Page text>
(begin)

Understanding How the CSM Determines VIP Availability
For the CSM to determine if a VIP is available, you must configure a probe (HTTP, ICMP, Telnet, TCP, FTP, SMTP, or DNS) and associate it with a server farm. When probes are configured, the CSM performs these checks:
•Probes all real servers on all server farms configured for probing
•Identifies server farms that are reachable (have at least one reachable real server)
•Identifies virtual servers that are reachable (have at least one reachable server farm)
•Identifies VIPs that are reachable (have at least one reachable virtual server)
Understanding Propagation of VIP Availability Information
With RHI, the CSM sends advertise messages to the MSFC containing the available VIP addresses. The MSFC adds an entry in its routing table for each VIP address it receives from the CSM. The routing protocol running on the MSFC sends routing table updates to other routers. When a VIP address becomes unavailable, its route is no longer advertised, the entry times out, and the routing protocol propagates the change.
Note For RHI to work on the CSM, the MSFC in the chassis in which the CSM resides must run Cisco IOS Release 12.1.7(E) or later and must be configured as the client-side router.

(end)

Tasks>
a: Answer these questions using the text on CSM VIP availability:
(i) What qualifies a server farm as reachable?
(ii) What does the MSFC add to its routing table for each VIP address it receives from the CSM?
(iii) What is the earliest Cisco IOS release the MSFC must run for RHI to work on the CSM?
b: Resume the text on how the CSM determines and advertises VIP availability, starting after its closing note.

(Dataset items)
(begin)

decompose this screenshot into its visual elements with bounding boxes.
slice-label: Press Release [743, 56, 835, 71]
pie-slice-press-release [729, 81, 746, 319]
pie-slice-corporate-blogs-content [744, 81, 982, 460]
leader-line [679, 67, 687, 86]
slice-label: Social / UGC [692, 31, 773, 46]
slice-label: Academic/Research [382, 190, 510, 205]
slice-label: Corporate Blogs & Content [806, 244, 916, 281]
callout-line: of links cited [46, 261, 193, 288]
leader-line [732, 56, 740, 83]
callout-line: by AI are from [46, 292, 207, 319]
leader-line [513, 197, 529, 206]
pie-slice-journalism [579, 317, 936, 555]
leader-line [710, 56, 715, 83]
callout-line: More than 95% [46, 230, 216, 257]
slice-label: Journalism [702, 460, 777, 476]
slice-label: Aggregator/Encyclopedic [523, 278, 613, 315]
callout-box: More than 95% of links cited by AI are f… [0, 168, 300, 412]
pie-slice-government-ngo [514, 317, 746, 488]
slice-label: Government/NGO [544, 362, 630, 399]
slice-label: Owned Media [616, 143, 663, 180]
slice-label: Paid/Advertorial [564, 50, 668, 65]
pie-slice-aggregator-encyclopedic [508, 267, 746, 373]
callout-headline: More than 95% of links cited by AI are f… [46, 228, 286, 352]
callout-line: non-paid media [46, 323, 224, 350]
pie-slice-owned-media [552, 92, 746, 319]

(end)

The answers>
a:
(i) It has at least one reachable real server.
(ii) An entry.
(iii) Cisco IOS Release 12.1.7(E).

b:
Configuring RHI for Virtual Servers
To configure RHI for the virtual servers, follow these steps:
Step 1 Verify that you have configured VLANs. (See the Chapter 4, "Configuring VLANs".)
Step 2 Associate the probe with a server farm. (See the "Configuring Probes for Health Monitoring" section on page 9-1.)
Step 3 Configure the CSM to probe real servers. (See the "Configuring Probes for Health Monitoring" section on page 9-1.)
Step 4 Enter the advertise active SLB virtual server command to enable RHI for each virtual server:
Router(config-module-csm)# vserver virtual_server_name
Router(config-slb-vserver)# advertise active
This example shows how to enable RHI for the virtual server named vserver1:
Router(config-module-csm)# vserver vserver1
Router(config-slb-vserver)# advertise active
Environmental Variables
This example shows how to enable the environmental variables configuration:
Router(config-module-csm)# variable name string
You can get the current set of variables by running the show module csm slot variable [detail] command. For example:
Router# show mod csm 5 variable
----------------------------------------------------------------
ARP_LEARNED_INTERVAL 14400
ARP_GRATUITOUS_INTERVAL 15
ARP_REPLY_FOR_NO_INSERVICE_VIP 0
AGGREGATE_BACKUP_SF_STATE_TO_VS 0
DEST_UNREACHABLE_MASK 0xffff
GSLB_LICENSE_KEY (no valid license)
HTTP_CASE_SENSITIVE_MATCHING 1
MAX_PARSE_LEN_MULTIPLIER 1
NAT_CLIENT_HASH_SOURCE_PORT 0
ROUTE_UNKNOWN_FLOW_PKTS 0
NO_RESET_UNIDIRECTIONAL_FLOWS 0
SYN_COOKIE_THRESHOLD 5000
VSERVER_ICMP_ALWAYS_RESPOND false
XML_CONFIG_AUTH_TYPE Basic
Cat6k-2#show mod csm 5 variable detail
Name:ARP_INTERVAL Rights:RW
Valid values:Integer (15 to 31536000)
Time (in seconds) between ARPs for configured hosts
Name:ARP_LEARNED_INTERVAL Rights:RW
Valid values:Integer (60 to 31536000)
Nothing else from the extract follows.